** Begin **
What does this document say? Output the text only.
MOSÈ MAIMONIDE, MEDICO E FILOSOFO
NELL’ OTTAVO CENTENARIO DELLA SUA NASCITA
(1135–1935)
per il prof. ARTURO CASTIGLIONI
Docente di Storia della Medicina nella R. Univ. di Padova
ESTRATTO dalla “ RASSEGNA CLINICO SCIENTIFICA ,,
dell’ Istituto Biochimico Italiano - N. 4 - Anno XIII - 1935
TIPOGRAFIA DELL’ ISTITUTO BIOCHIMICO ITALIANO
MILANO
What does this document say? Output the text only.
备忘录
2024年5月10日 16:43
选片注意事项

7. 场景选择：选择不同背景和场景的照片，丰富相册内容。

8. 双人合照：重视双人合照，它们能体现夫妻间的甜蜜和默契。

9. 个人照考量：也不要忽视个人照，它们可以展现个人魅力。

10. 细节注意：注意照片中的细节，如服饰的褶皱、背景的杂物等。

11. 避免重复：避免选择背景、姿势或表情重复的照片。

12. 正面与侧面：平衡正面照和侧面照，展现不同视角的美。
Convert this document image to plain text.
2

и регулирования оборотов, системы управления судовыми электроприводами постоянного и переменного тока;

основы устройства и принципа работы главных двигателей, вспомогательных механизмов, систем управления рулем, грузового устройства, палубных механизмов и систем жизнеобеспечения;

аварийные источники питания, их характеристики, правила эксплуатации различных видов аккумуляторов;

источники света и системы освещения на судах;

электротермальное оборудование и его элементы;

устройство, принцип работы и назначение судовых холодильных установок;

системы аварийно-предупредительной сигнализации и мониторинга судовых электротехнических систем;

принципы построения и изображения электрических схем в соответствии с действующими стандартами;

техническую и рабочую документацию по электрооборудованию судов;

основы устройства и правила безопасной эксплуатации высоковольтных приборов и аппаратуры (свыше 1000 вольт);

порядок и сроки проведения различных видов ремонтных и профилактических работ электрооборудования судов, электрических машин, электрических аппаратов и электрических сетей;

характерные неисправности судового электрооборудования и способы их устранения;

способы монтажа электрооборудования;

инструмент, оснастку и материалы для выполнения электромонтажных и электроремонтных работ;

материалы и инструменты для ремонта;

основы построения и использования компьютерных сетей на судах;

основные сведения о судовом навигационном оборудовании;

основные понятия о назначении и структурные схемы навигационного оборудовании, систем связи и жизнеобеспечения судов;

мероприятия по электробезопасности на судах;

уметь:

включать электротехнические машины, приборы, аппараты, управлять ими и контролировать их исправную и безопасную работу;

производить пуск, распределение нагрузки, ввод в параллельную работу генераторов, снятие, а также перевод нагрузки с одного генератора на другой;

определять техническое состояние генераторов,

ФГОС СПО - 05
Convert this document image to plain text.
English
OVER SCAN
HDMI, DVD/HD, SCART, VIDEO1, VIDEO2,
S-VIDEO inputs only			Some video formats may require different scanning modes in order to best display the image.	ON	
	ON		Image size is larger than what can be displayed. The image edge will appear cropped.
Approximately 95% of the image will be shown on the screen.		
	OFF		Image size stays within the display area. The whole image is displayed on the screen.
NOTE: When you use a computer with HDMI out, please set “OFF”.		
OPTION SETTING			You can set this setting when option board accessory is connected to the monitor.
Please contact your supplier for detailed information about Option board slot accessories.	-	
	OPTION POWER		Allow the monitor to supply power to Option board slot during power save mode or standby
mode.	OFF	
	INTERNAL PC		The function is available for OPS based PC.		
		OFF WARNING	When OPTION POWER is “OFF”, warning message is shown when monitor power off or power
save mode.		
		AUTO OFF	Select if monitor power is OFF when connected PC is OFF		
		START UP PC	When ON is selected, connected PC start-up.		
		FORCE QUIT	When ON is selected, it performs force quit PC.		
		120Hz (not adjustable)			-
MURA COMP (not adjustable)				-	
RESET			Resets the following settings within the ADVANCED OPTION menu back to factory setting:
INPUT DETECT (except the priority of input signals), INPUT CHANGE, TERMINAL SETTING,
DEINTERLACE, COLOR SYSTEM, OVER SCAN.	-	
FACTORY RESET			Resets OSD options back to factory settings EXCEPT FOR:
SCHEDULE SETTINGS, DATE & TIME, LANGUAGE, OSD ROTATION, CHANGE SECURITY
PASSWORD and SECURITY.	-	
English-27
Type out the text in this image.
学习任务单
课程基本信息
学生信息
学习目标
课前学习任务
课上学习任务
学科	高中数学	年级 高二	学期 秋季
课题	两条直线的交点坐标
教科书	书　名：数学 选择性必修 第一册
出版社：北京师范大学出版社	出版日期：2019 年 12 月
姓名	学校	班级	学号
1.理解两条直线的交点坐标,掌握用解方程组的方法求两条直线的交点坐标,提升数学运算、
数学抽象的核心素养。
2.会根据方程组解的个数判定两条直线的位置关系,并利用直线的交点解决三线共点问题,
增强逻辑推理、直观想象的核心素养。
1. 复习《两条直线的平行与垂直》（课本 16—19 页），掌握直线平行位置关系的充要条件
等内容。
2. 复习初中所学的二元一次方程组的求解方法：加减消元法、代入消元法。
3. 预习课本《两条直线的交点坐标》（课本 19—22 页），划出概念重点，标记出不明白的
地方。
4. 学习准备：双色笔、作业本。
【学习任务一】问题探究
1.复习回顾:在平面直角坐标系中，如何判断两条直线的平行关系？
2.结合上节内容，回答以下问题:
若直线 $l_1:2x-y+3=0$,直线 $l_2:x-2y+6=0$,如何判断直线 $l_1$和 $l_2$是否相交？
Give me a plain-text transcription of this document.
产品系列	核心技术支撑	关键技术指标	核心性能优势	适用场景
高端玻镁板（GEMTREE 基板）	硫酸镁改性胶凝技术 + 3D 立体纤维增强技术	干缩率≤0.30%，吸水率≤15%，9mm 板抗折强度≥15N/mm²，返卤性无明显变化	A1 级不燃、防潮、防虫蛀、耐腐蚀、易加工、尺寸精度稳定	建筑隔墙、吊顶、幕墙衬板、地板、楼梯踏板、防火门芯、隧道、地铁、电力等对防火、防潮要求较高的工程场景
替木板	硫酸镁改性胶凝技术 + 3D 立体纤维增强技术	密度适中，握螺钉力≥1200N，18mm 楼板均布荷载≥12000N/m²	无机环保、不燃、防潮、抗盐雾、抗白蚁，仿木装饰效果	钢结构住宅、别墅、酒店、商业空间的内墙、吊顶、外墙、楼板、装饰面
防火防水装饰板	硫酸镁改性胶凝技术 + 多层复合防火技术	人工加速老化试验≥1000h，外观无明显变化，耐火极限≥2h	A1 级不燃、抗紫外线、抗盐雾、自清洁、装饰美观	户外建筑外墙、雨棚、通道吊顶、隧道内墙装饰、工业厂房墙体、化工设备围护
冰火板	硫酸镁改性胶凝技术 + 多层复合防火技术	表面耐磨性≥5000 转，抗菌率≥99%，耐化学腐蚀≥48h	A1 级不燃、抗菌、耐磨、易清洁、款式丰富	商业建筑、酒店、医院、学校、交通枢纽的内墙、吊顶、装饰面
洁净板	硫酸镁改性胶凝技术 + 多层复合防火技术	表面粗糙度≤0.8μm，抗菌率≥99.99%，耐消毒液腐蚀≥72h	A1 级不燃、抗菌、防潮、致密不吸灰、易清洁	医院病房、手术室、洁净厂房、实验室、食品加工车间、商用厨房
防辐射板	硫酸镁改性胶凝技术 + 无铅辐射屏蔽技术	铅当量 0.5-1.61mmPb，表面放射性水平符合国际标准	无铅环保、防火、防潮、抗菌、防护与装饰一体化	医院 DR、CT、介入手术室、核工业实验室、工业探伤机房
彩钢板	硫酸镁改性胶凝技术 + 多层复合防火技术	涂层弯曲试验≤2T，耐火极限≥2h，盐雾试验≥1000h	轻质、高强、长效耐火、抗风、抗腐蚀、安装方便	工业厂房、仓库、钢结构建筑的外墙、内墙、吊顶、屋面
** End **
## [TASK TO CARRY OUT]
Show the lines of the data that hold the word "видов".

## [TASK ANSWER]
аварийные источники питания, их характеристики, правила эксплуатации различных видов аккумуляторов;
порядок и сроки проведения различных видов ремонтных и профилактических работ электрооборудования судов, электрических машин, электрических аппаратов и электрических сетей;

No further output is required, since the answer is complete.